• [SUPPLIED ENTRIES]:
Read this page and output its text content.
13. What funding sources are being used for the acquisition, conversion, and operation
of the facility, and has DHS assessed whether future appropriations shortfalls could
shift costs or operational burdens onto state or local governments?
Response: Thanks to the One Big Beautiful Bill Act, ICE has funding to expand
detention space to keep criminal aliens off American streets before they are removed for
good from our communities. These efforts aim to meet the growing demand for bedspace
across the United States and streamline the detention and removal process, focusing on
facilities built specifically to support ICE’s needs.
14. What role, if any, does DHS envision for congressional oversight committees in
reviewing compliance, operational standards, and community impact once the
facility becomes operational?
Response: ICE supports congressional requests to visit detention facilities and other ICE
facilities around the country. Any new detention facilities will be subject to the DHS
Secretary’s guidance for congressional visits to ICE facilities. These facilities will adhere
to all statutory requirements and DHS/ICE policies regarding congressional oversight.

• [WHAT IS EXPECTED]:
Using the data above, return each line exactly as written.

• [EXERCISE OUTPUT]:
Read this page and output its text content.
13. What funding sources are being used for the acquisition, conversion, and operation
of the facility, and has DHS assessed whether future appropriations shortfalls could
shift costs or operational burdens onto state or local governments?
Response: Thanks to the One Big Beautiful Bill Act, ICE has funding to expand
detention space to keep criminal aliens off American streets before they are removed for
good from our communities. These efforts aim to meet the growing demand for bedspace
across the United States and streamline the detention and removal process, focusing on
facilities built specifically to support ICE’s needs.
14. What role, if any, does DHS envision for congressional oversight committees in
reviewing compliance, operational standards, and community impact once the
facility becomes operational?
Response: ICE supports congressional requests to visit detention facilities and other ICE
facilities around the country. Any new detention facilities will be subject to the DHS
Secretary’s guidance for congressional visits to ICE facilities. These facilities will adhere
to all statutory requirements and DHS/ICE policies regarding congressional oversight.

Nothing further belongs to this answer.